#### Stored records:
- - - -
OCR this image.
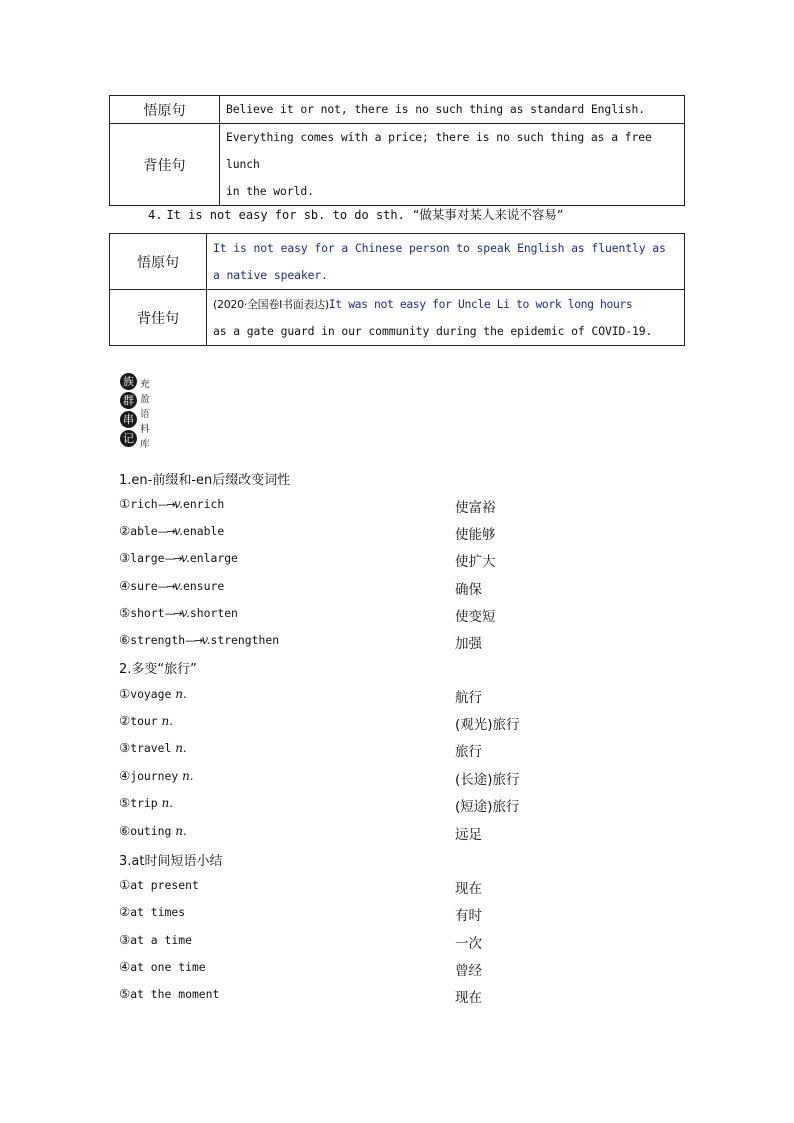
悟原句	Believe it or not, there is no such thing as standard English.
背佳句	Everything comes with a price; there is no such thing as a free lunch
in the world.
4. It is not easy for sb. to do sth. “做某事对某人来说不容易”
悟原句	It is not easy for a Chinese person to speak English as fluently as
a native speaker.

背佳句	(2020·全国卷Ⅰ书面表达)It was not easy for Uncle Li to work long hours
as a gate guard in our community during the epidemic of COVID-19.
族
群
串
记
充
盈
语
料
库
1.en-前缀和-en后缀改变词性
①rich—→v.enrich	使富裕
②able—→v.enable	使能够
③large—→v.enlarge	使扩大
④sure—→v.ensure	确保
⑤short—→v.shorten	使变短
⑥strength—→v.strengthen	加强
2.多变“旅行”
①voyage n.	航行
②tour n.	(观光)旅行
③travel n.	旅行
④journey n.	(长途)旅行
⑤trip n.	(短途)旅行
⑥outing n.	远足
3.at时间短语小结
①at present	现在
②at times	有时
③at a time	一次
④at one time	曾经
⑤at the moment	现在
- - - -
#### YOUR TASK:
The pictures should not be reproduced; quote all of the other material exactly.

#### THE RESULT:
OCR this image.
悟原句	Believe it or not, there is no such thing as standard English.
背佳句	Everything comes with a price; there is no such thing as a free lunch
in the world.
4. It is not easy for sb. to do sth. “做某事对某人来说不容易”
悟原句	It is not easy for a Chinese person to speak English as fluently as
a native speaker.

背佳句	(2020·全国卷Ⅰ书面表达)It was not easy for Uncle Li to work long hours
as a gate guard in our community during the epidemic of COVID-19.
族
群
串
记
充
盈
语
料
库
1.en-前缀和-en后缀改变词性
①rich—→v.enrich	使富裕
②able—→v.enable	使能够
③large—→v.enlarge	使扩大
④sure—→v.ensure	确保
⑤short—→v.shorten	使变短
⑥strength—→v.strengthen	加强
2.多变“旅行”
①voyage n.	航行
②tour n.	(观光)旅行
③travel n.	旅行
④journey n.	(长途)旅行
⑤trip n.	(短途)旅行
⑥outing n.	远足
3.at时间短语小结
①at present	现在
②at times	有时
③at a time	一次
④at one time	曾经
⑤at the moment	现在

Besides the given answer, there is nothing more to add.